Your instructions:
Here are some records; copy every line that holds the word "equipment".

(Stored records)
^^^^
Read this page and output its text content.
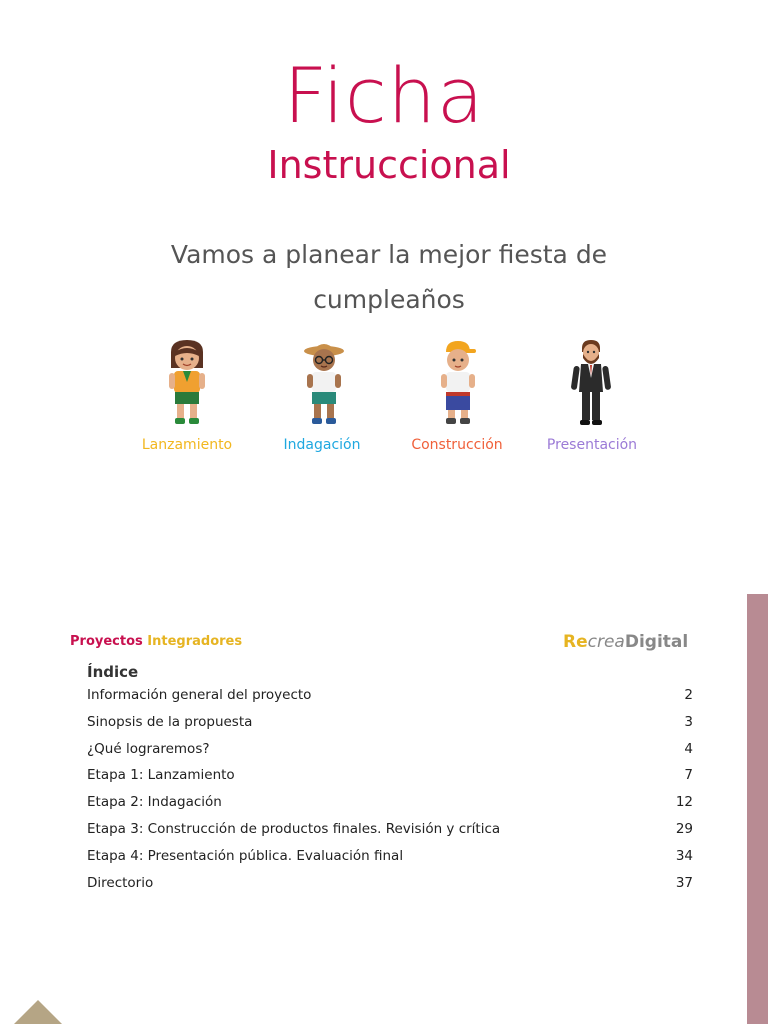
Ficha
Instruccional
Vamos a planear la mejor fiesta de cumpleaños
Lanzamiento	Indagación	Construcción	Presentación
Proyectos Integradores	RecreaDigital
Índice
Información general del proyecto	2
Sinopsis de la propuesta	3
¿Qué lograremos?	4
Etapa 1: Lanzamiento	7
Etapa 2: Indagación	12
Etapa 3: Construcción de productos finales. Revisión y crítica	29
Etapa 4: Presentación pública. Evaluación final	34
Directorio	37
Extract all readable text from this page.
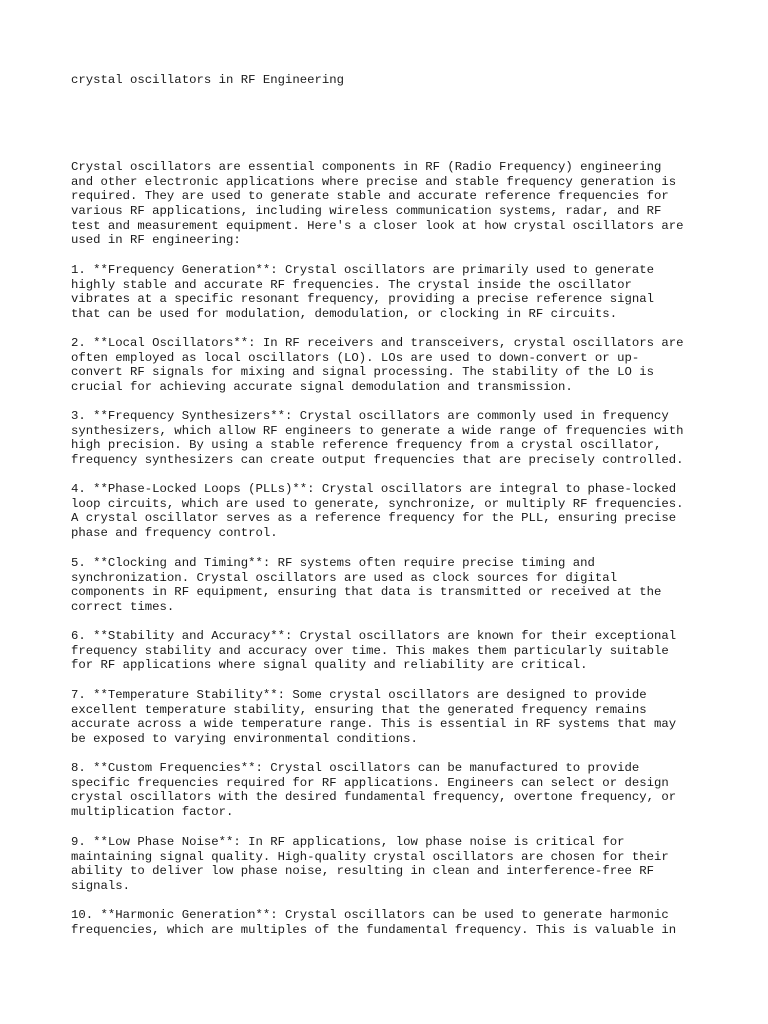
crystal oscillators in RF Engineering

Crystal oscillators are essential components in RF (Radio Frequency) engineering
and other electronic applications where precise and stable frequency generation is
required. They are used to generate stable and accurate reference frequencies for
various RF applications, including wireless communication systems, radar, and RF
test and measurement equipment. Here's a closer look at how crystal oscillators are
used in RF engineering:

1. **Frequency Generation**: Crystal oscillators are primarily used to generate
highly stable and accurate RF frequencies. The crystal inside the oscillator
vibrates at a specific resonant frequency, providing a precise reference signal
that can be used for modulation, demodulation, or clocking in RF circuits.

2. **Local Oscillators**: In RF receivers and transceivers, crystal oscillators are
often employed as local oscillators (LO). LOs are used to down-convert or up-
convert RF signals for mixing and signal processing. The stability of the LO is
crucial for achieving accurate signal demodulation and transmission.

3. **Frequency Synthesizers**: Crystal oscillators are commonly used in frequency
synthesizers, which allow RF engineers to generate a wide range of frequencies with
high precision. By using a stable reference frequency from a crystal oscillator,
frequency synthesizers can create output frequencies that are precisely controlled.

4. **Phase-Locked Loops (PLLs)**: Crystal oscillators are integral to phase-locked
loop circuits, which are used to generate, synchronize, or multiply RF frequencies.
A crystal oscillator serves as a reference frequency for the PLL, ensuring precise
phase and frequency control.

5. **Clocking and Timing**: RF systems often require precise timing and
synchronization. Crystal oscillators are used as clock sources for digital
components in RF equipment, ensuring that data is transmitted or received at the
correct times.

6. **Stability and Accuracy**: Crystal oscillators are known for their exceptional
frequency stability and accuracy over time. This makes them particularly suitable
for RF applications where signal quality and reliability are critical.

7. **Temperature Stability**: Some crystal oscillators are designed to provide
excellent temperature stability, ensuring that the generated frequency remains
accurate across a wide temperature range. This is essential in RF systems that may
be exposed to varying environmental conditions.

8. **Custom Frequencies**: Crystal oscillators can be manufactured to provide
specific frequencies required for RF applications. Engineers can select or design
crystal oscillators with the desired fundamental frequency, overtone frequency, or
multiplication factor.

9. **Low Phase Noise**: In RF applications, low phase noise is critical for
maintaining signal quality. High-quality crystal oscillators are chosen for their
ability to deliver low phase noise, resulting in clean and interference-free RF
signals.

10. **Harmonic Generation**: Crystal oscillators can be used to generate harmonic
frequencies, which are multiples of the fundamental frequency. This is valuable in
^^^^
Result below:
test and measurement equipment. Here's a closer look at how crystal oscillators are
components in RF equipment, ensuring that data is transmitted or received at the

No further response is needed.